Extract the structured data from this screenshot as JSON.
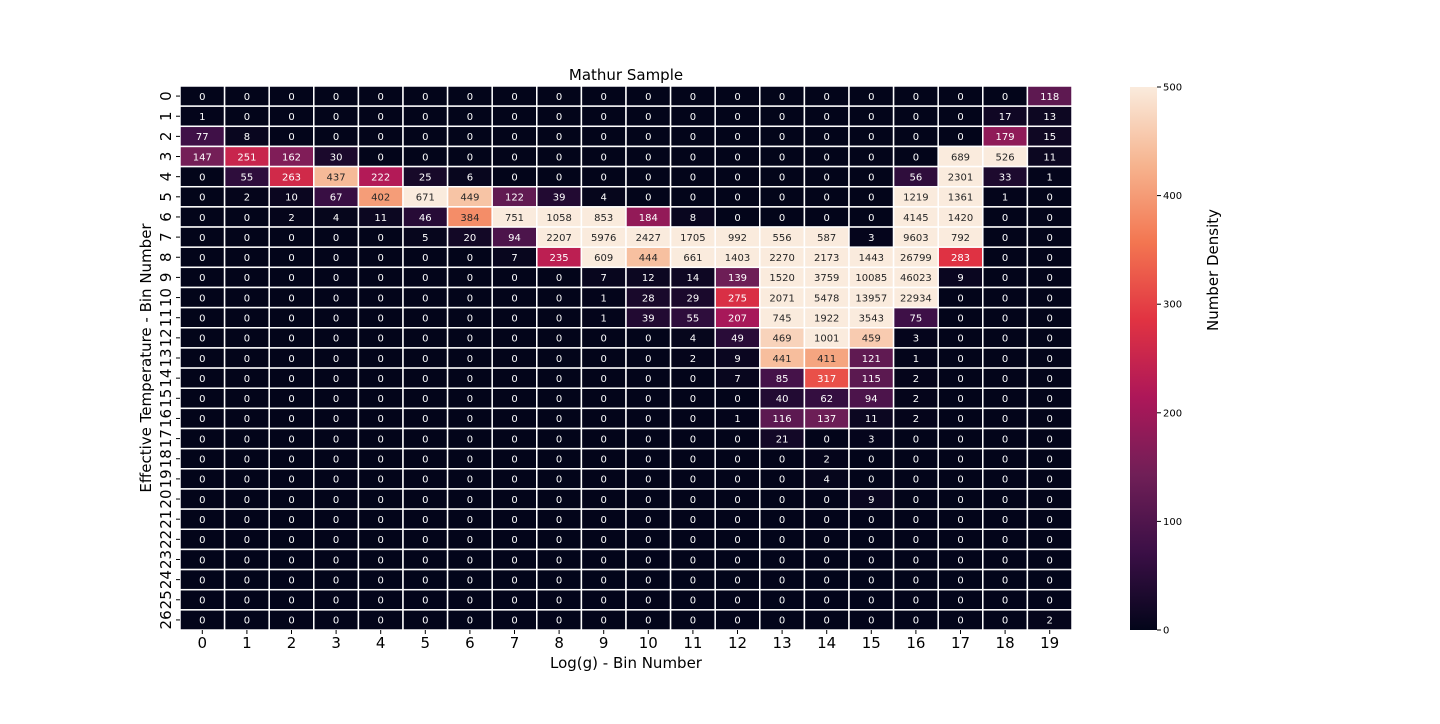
{
  "chart_data": {
    "type": "heatmap",
    "title": "Mathur Sample",
    "xlabel": "Log(g) - Bin Number",
    "ylabel": "Effective Temperature - Bin Number",
    "x_ticks": [
      "0",
      "1",
      "2",
      "3",
      "4",
      "5",
      "6",
      "7",
      "8",
      "9",
      "10",
      "11",
      "12",
      "13",
      "14",
      "15",
      "16",
      "17",
      "18",
      "19"
    ],
    "y_ticks": [
      "0",
      "1",
      "2",
      "3",
      "4",
      "5",
      "6",
      "7",
      "8",
      "9",
      "10",
      "11",
      "12",
      "13",
      "14",
      "15",
      "16",
      "17",
      "18",
      "19",
      "20",
      "21",
      "22",
      "23",
      "24",
      "25",
      "26"
    ],
    "values": [
      [
        0,
        0,
        0,
        0,
        0,
        0,
        0,
        0,
        0,
        0,
        0,
        0,
        0,
        0,
        0,
        0,
        0,
        0,
        0,
        118
      ],
      [
        1,
        0,
        0,
        0,
        0,
        0,
        0,
        0,
        0,
        0,
        0,
        0,
        0,
        0,
        0,
        0,
        0,
        0,
        17,
        13
      ],
      [
        77,
        8,
        0,
        0,
        0,
        0,
        0,
        0,
        0,
        0,
        0,
        0,
        0,
        0,
        0,
        0,
        0,
        0,
        179,
        15
      ],
      [
        147,
        251,
        162,
        30,
        0,
        0,
        0,
        0,
        0,
        0,
        0,
        0,
        0,
        0,
        0,
        0,
        0,
        689,
        526,
        11
      ],
      [
        0,
        55,
        263,
        437,
        222,
        25,
        6,
        0,
        0,
        0,
        0,
        0,
        0,
        0,
        0,
        0,
        56,
        2301,
        33,
        1
      ],
      [
        0,
        2,
        10,
        67,
        402,
        671,
        449,
        122,
        39,
        4,
        0,
        0,
        0,
        0,
        0,
        0,
        1219,
        1361,
        1,
        0
      ],
      [
        0,
        0,
        2,
        4,
        11,
        46,
        384,
        751,
        1058,
        853,
        184,
        8,
        0,
        0,
        0,
        0,
        4145,
        1420,
        0,
        0
      ],
      [
        0,
        0,
        0,
        0,
        0,
        5,
        20,
        94,
        2207,
        5976,
        2427,
        1705,
        992,
        556,
        587,
        3,
        9603,
        792,
        0,
        0
      ],
      [
        0,
        0,
        0,
        0,
        0,
        0,
        0,
        7,
        235,
        609,
        444,
        661,
        1403,
        2270,
        2173,
        1443,
        26799,
        283,
        0,
        0
      ],
      [
        0,
        0,
        0,
        0,
        0,
        0,
        0,
        0,
        0,
        7,
        12,
        14,
        139,
        1520,
        3759,
        10085,
        46023,
        9,
        0,
        0
      ],
      [
        0,
        0,
        0,
        0,
        0,
        0,
        0,
        0,
        0,
        1,
        28,
        29,
        275,
        2071,
        5478,
        13957,
        22934,
        0,
        0,
        0
      ],
      [
        0,
        0,
        0,
        0,
        0,
        0,
        0,
        0,
        0,
        1,
        39,
        55,
        207,
        745,
        1922,
        3543,
        75,
        0,
        0,
        0
      ],
      [
        0,
        0,
        0,
        0,
        0,
        0,
        0,
        0,
        0,
        0,
        0,
        4,
        49,
        469,
        1001,
        459,
        3,
        0,
        0,
        0
      ],
      [
        0,
        0,
        0,
        0,
        0,
        0,
        0,
        0,
        0,
        0,
        0,
        2,
        9,
        441,
        411,
        121,
        1,
        0,
        0,
        0
      ],
      [
        0,
        0,
        0,
        0,
        0,
        0,
        0,
        0,
        0,
        0,
        0,
        0,
        7,
        85,
        317,
        115,
        2,
        0,
        0,
        0
      ],
      [
        0,
        0,
        0,
        0,
        0,
        0,
        0,
        0,
        0,
        0,
        0,
        0,
        0,
        40,
        62,
        94,
        2,
        0,
        0,
        0
      ],
      [
        0,
        0,
        0,
        0,
        0,
        0,
        0,
        0,
        0,
        0,
        0,
        0,
        1,
        116,
        137,
        11,
        2,
        0,
        0,
        0
      ],
      [
        0,
        0,
        0,
        0,
        0,
        0,
        0,
        0,
        0,
        0,
        0,
        0,
        0,
        21,
        0,
        3,
        0,
        0,
        0,
        0
      ],
      [
        0,
        0,
        0,
        0,
        0,
        0,
        0,
        0,
        0,
        0,
        0,
        0,
        0,
        0,
        2,
        0,
        0,
        0,
        0,
        0
      ],
      [
        0,
        0,
        0,
        0,
        0,
        0,
        0,
        0,
        0,
        0,
        0,
        0,
        0,
        0,
        4,
        0,
        0,
        0,
        0,
        0
      ],
      [
        0,
        0,
        0,
        0,
        0,
        0,
        0,
        0,
        0,
        0,
        0,
        0,
        0,
        0,
        0,
        9,
        0,
        0,
        0,
        0
      ],
      [
        0,
        0,
        0,
        0,
        0,
        0,
        0,
        0,
        0,
        0,
        0,
        0,
        0,
        0,
        0,
        0,
        0,
        0,
        0,
        0
      ],
      [
        0,
        0,
        0,
        0,
        0,
        0,
        0,
        0,
        0,
        0,
        0,
        0,
        0,
        0,
        0,
        0,
        0,
        0,
        0,
        0
      ],
      [
        0,
        0,
        0,
        0,
        0,
        0,
        0,
        0,
        0,
        0,
        0,
        0,
        0,
        0,
        0,
        0,
        0,
        0,
        0,
        0
      ],
      [
        0,
        0,
        0,
        0,
        0,
        0,
        0,
        0,
        0,
        0,
        0,
        0,
        0,
        0,
        0,
        0,
        0,
        0,
        0,
        0
      ],
      [
        0,
        0,
        0,
        0,
        0,
        0,
        0,
        0,
        0,
        0,
        0,
        0,
        0,
        0,
        0,
        0,
        0,
        0,
        0,
        0
      ],
      [
        0,
        0,
        0,
        0,
        0,
        0,
        0,
        0,
        0,
        0,
        0,
        0,
        0,
        0,
        0,
        0,
        0,
        0,
        0,
        2
      ]
    ],
    "colorbar": {
      "label": "Number Density",
      "vmin": 0,
      "vmax": 500,
      "ticks": [
        0,
        100,
        200,
        300,
        400,
        500
      ],
      "tick_labels": [
        "0",
        "100",
        "200",
        "300",
        "400",
        "500"
      ],
      "colormap": "rocket",
      "colormap_stops": [
        "#03051a",
        "#3b0f46",
        "#701f57",
        "#ad1759",
        "#e13342",
        "#f37651",
        "#f6b48f",
        "#faebdd"
      ]
    },
    "grid_line_color": "#ffffff",
    "annotation_text_dark": "#262626",
    "annotation_text_light": "#ffffff"
  }
}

━━━━━━

INSTRUCTIONS FOR THE TASK :: Every line in the data that holds "Number" should be copied out.

TASK ANSWER ::
    "xlabel": "Log(g) - Bin Number",
    "ylabel": "Effective Temperature - Bin Number",
      "label": "Number Density",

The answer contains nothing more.